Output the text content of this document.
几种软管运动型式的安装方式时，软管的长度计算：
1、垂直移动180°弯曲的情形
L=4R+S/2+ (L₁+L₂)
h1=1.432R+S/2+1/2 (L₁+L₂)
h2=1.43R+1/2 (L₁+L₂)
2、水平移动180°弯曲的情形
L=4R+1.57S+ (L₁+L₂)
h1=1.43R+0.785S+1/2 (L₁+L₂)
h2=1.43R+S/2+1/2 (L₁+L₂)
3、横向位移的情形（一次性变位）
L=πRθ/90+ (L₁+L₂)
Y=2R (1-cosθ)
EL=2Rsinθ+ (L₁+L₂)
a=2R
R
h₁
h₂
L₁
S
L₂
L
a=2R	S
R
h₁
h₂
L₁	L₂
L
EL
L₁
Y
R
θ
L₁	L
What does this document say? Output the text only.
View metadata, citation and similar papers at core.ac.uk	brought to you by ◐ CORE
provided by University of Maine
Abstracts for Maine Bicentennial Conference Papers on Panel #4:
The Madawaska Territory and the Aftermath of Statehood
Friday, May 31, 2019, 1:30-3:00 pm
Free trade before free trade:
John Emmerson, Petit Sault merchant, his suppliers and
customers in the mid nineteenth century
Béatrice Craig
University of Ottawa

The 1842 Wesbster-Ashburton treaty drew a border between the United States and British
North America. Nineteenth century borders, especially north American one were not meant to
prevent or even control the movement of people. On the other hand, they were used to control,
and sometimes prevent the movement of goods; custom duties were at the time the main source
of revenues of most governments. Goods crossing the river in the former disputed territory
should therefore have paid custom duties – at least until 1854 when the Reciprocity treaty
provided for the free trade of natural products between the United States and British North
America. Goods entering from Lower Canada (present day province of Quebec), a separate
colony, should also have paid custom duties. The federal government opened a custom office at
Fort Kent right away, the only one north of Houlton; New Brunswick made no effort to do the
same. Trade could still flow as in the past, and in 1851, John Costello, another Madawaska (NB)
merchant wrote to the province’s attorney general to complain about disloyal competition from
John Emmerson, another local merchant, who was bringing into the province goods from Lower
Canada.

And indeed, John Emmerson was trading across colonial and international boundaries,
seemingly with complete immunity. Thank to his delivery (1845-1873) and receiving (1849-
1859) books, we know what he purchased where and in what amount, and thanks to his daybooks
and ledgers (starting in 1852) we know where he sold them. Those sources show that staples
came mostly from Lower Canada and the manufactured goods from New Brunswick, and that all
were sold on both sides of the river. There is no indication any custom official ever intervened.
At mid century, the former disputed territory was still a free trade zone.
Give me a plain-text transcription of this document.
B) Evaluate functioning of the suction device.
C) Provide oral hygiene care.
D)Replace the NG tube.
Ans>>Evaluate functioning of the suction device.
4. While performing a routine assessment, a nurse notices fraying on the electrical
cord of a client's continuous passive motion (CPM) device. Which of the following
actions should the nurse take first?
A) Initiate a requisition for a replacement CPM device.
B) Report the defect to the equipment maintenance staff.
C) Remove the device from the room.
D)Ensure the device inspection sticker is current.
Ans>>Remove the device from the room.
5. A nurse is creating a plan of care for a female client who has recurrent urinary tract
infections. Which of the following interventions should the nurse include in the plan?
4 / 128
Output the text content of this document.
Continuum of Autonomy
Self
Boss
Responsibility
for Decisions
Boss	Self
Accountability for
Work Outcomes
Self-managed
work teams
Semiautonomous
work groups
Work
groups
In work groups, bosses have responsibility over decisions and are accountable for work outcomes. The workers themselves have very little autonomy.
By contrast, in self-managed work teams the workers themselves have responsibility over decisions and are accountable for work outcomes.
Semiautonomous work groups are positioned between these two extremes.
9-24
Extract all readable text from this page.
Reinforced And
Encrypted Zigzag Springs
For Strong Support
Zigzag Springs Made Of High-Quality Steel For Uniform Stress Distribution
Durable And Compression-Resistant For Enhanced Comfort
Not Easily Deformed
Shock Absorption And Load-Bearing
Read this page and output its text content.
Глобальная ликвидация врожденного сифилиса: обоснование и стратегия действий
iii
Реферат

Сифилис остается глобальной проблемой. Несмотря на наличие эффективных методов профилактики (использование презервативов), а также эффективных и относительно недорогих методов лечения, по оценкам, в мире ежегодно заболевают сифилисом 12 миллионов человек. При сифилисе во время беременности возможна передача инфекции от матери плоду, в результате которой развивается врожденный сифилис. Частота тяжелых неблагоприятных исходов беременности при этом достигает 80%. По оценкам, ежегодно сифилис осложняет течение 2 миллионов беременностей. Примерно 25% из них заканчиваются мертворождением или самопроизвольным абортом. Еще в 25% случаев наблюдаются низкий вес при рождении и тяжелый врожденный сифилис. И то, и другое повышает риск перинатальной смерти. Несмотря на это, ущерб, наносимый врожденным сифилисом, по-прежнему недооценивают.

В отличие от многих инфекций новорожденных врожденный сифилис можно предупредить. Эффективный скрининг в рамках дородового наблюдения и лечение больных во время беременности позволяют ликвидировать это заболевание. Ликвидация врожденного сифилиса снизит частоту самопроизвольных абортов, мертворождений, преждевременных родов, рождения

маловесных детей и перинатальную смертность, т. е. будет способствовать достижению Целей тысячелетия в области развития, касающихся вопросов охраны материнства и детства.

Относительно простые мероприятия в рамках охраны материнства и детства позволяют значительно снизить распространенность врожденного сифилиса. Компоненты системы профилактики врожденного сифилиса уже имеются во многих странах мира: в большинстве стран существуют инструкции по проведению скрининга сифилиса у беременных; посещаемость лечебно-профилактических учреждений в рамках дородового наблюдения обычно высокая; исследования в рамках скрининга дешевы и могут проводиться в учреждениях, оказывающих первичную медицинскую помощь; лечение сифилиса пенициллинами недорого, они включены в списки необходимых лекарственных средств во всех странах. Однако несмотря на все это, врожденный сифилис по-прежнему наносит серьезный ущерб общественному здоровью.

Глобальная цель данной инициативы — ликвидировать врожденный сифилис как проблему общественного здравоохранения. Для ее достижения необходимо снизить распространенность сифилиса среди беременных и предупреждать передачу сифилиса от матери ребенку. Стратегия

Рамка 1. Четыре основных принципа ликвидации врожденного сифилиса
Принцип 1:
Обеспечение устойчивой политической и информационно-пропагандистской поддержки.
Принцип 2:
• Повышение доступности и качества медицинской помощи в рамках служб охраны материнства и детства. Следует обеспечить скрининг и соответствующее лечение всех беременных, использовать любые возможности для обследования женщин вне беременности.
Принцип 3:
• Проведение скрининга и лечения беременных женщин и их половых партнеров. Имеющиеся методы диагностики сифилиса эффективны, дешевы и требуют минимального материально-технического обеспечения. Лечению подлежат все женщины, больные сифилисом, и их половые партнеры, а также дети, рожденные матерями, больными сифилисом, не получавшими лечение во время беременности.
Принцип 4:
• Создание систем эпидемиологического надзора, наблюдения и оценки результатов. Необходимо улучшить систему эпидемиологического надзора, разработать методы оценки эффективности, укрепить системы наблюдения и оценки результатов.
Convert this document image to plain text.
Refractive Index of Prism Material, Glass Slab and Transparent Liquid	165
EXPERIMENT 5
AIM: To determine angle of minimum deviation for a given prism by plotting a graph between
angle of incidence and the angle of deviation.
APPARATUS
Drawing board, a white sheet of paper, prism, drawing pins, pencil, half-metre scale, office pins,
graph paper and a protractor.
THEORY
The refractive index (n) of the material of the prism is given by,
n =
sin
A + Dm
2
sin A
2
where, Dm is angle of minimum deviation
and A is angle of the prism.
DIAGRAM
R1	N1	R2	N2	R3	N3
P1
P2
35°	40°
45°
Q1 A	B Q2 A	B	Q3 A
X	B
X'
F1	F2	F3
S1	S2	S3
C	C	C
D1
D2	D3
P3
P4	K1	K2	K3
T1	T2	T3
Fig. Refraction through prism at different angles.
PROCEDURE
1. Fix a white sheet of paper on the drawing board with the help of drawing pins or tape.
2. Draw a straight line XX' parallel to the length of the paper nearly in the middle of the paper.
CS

********

Identify the lines of the entries containing the string "Which". Copy each such line.

Result for this task:
cord of a client's continuous passive motion (CPM) device. Which of the following
infections. Which of the following interventions should the nurse include in the plan?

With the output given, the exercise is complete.